(Dataset rows)

---*---

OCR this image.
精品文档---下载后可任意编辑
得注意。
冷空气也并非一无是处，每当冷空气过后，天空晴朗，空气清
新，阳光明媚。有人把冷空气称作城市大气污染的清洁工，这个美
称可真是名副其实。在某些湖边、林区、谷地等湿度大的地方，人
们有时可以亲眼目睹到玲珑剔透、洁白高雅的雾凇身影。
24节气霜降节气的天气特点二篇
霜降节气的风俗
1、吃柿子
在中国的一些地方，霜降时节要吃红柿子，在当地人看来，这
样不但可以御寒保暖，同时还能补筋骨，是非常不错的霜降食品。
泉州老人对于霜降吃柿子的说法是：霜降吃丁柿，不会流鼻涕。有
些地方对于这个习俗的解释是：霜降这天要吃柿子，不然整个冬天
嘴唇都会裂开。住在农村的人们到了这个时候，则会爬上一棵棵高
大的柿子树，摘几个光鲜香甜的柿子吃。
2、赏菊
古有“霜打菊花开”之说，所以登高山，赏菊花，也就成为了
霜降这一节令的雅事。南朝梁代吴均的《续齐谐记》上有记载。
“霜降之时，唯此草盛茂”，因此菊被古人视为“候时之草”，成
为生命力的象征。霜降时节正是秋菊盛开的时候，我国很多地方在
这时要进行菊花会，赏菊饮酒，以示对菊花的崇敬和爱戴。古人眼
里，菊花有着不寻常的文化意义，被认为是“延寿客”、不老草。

---*---

== TASK TO CARRY OUT ==
Extract the full listing and reproduce each line exactly.

== SOLVED PROBLEM ==
OCR this image.
精品文档---下载后可任意编辑
得注意。
冷空气也并非一无是处，每当冷空气过后，天空晴朗，空气清
新，阳光明媚。有人把冷空气称作城市大气污染的清洁工，这个美
称可真是名副其实。在某些湖边、林区、谷地等湿度大的地方，人
们有时可以亲眼目睹到玲珑剔透、洁白高雅的雾凇身影。
24节气霜降节气的天气特点二篇
霜降节气的风俗
1、吃柿子
在中国的一些地方，霜降时节要吃红柿子，在当地人看来，这
样不但可以御寒保暖，同时还能补筋骨，是非常不错的霜降食品。
泉州老人对于霜降吃柿子的说法是：霜降吃丁柿，不会流鼻涕。有
些地方对于这个习俗的解释是：霜降这天要吃柿子，不然整个冬天
嘴唇都会裂开。住在农村的人们到了这个时候，则会爬上一棵棵高
大的柿子树，摘几个光鲜香甜的柿子吃。
2、赏菊
古有“霜打菊花开”之说，所以登高山，赏菊花，也就成为了
霜降这一节令的雅事。南朝梁代吴均的《续齐谐记》上有记载。
“霜降之时，唯此草盛茂”，因此菊被古人视为“候时之草”，成
为生命力的象征。霜降时节正是秋菊盛开的时候，我国很多地方在
这时要进行菊花会，赏菊饮酒，以示对菊花的崇敬和爱戴。古人眼
里，菊花有着不寻常的文化意义，被认为是“延寿客”、不老草。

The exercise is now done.